(Items from a figure collection)

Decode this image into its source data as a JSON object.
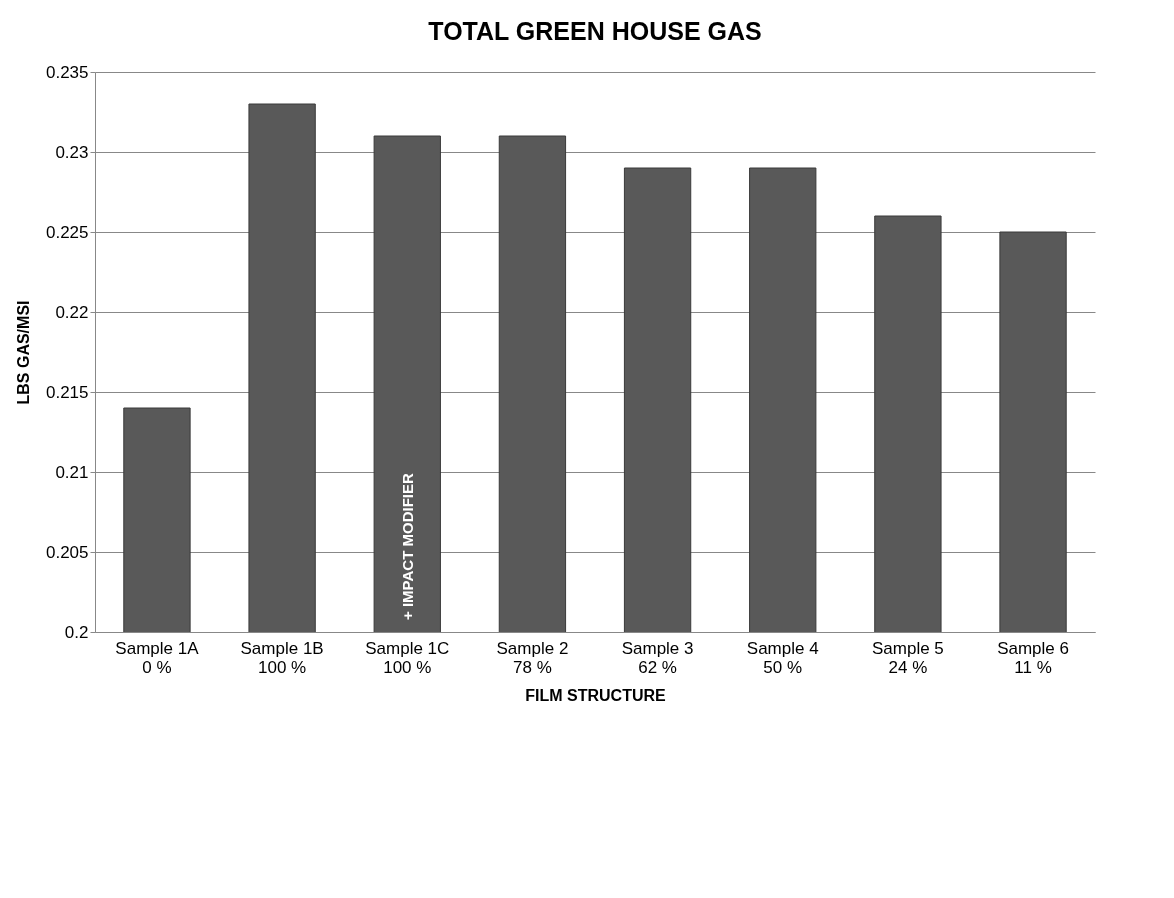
{
  "chart_data": {
    "type": "bar",
    "title": "TOTAL GREEN HOUSE GAS",
    "xlabel": "FILM STRUCTURE",
    "ylabel": "LBS GAS/MSI",
    "categories": [
      "Sample 1A\n0 %",
      "Sample 1B\n100 %",
      "Sample 1C\n100 %",
      "Sample 2\n78 %",
      "Sample 3\n62 %",
      "Sample 4\n50 %",
      "Sample 5\n24 %",
      "Sample 6\n11 %"
    ],
    "values": [
      0.214,
      0.233,
      0.231,
      0.231,
      0.229,
      0.229,
      0.226,
      0.225
    ],
    "color": "#595959",
    "ylim": [
      0.2,
      0.235
    ],
    "yticks": [
      0.2,
      0.205,
      0.21,
      0.215,
      0.22,
      0.225,
      0.23,
      0.235
    ],
    "grid": "y",
    "annotations": [
      "+ IMPACT MODIFIER"
    ]
  }
}
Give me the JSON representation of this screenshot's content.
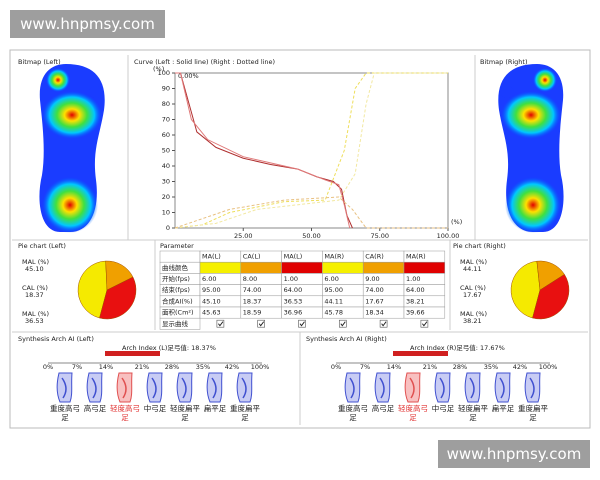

→ Written problem
Without including any pictures, please restate all the records exactly.

→ Right answer
Decode this image into its source data as a JSON object.
{
  "chart_data": {
    "type": "bar",
    "title": "TOTAL GREEN HOUSE GAS",
    "xlabel": "FILM STRUCTURE",
    "ylabel": "LBS GAS/MSI",
    "categories": [
      "Sample 1A\n0 %",
      "Sample 1B\n100 %",
      "Sample 1C\n100 %",
      "Sample 2\n78 %",
      "Sample 3\n62 %",
      "Sample 4\n50 %",
      "Sample 5\n24 %",
      "Sample 6\n11 %"
    ],
    "values": [
      0.214,
      0.233,
      0.231,
      0.231,
      0.229,
      0.229,
      0.226,
      0.225
    ],
    "color": "#595959",
    "ylim": [
      0.2,
      0.235
    ],
    "yticks": [
      0.2,
      0.205,
      0.21,
      0.215,
      0.22,
      0.225,
      0.23,
      0.235
    ],
    "grid": "y",
    "annotations": [
      "+ IMPACT MODIFIER"
    ]
  }
}
Give me the JSON representation of this screenshot's content.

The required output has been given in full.